— Stated exercise —
Can you find the lines of the listing that include "seres" and copy every one?

_ _ _ _

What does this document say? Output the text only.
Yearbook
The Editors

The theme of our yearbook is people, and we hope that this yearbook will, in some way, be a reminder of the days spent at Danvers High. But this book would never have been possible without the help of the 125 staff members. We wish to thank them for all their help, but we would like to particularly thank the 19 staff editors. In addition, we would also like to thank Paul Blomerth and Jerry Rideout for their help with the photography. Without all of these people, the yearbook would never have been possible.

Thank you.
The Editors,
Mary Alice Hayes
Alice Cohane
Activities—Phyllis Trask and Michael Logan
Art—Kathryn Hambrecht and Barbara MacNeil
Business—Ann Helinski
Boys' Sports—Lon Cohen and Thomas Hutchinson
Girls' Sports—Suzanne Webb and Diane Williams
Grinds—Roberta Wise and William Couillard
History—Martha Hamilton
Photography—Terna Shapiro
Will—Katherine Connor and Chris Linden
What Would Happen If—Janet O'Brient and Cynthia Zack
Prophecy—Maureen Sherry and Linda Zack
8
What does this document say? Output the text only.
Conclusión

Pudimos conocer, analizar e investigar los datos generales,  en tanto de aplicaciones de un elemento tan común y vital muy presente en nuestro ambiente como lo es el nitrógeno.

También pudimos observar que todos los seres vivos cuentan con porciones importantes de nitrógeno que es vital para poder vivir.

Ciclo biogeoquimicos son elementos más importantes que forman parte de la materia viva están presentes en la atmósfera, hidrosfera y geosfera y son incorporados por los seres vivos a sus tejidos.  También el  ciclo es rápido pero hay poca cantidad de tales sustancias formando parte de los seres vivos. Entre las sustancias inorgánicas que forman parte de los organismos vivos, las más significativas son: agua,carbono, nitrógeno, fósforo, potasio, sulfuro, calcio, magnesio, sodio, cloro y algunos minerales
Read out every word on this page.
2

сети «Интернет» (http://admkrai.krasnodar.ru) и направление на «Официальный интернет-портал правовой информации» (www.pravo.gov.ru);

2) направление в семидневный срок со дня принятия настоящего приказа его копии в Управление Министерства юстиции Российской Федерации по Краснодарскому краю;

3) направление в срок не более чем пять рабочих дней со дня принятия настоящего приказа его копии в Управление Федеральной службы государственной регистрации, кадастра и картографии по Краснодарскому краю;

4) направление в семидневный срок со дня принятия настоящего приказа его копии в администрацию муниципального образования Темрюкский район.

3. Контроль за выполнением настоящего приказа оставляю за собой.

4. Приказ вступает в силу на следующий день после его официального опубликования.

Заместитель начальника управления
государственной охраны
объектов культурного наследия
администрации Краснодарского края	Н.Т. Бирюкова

_ _ _ _

— Correct result —
También pudimos observar que todos los seres vivos cuentan con porciones importantes de nitrógeno que es vital para poder vivir.
Ciclo biogeoquimicos son elementos más importantes que forman parte de la materia viva están presentes en la atmósfera, hidrosfera y geosfera y son incorporados por los seres vivos a sus tejidos.  También el  ciclo es rápido pero hay poca cantidad de tales sustancias formando parte de los seres vivos. Entre las sustancias inorgánicas que forman parte de los organismos vivos, las más significativas son: agua,carbono, nitrógeno, fósforo, potasio, sulfuro, calcio, magnesio, sodio, cloro y algunos minerales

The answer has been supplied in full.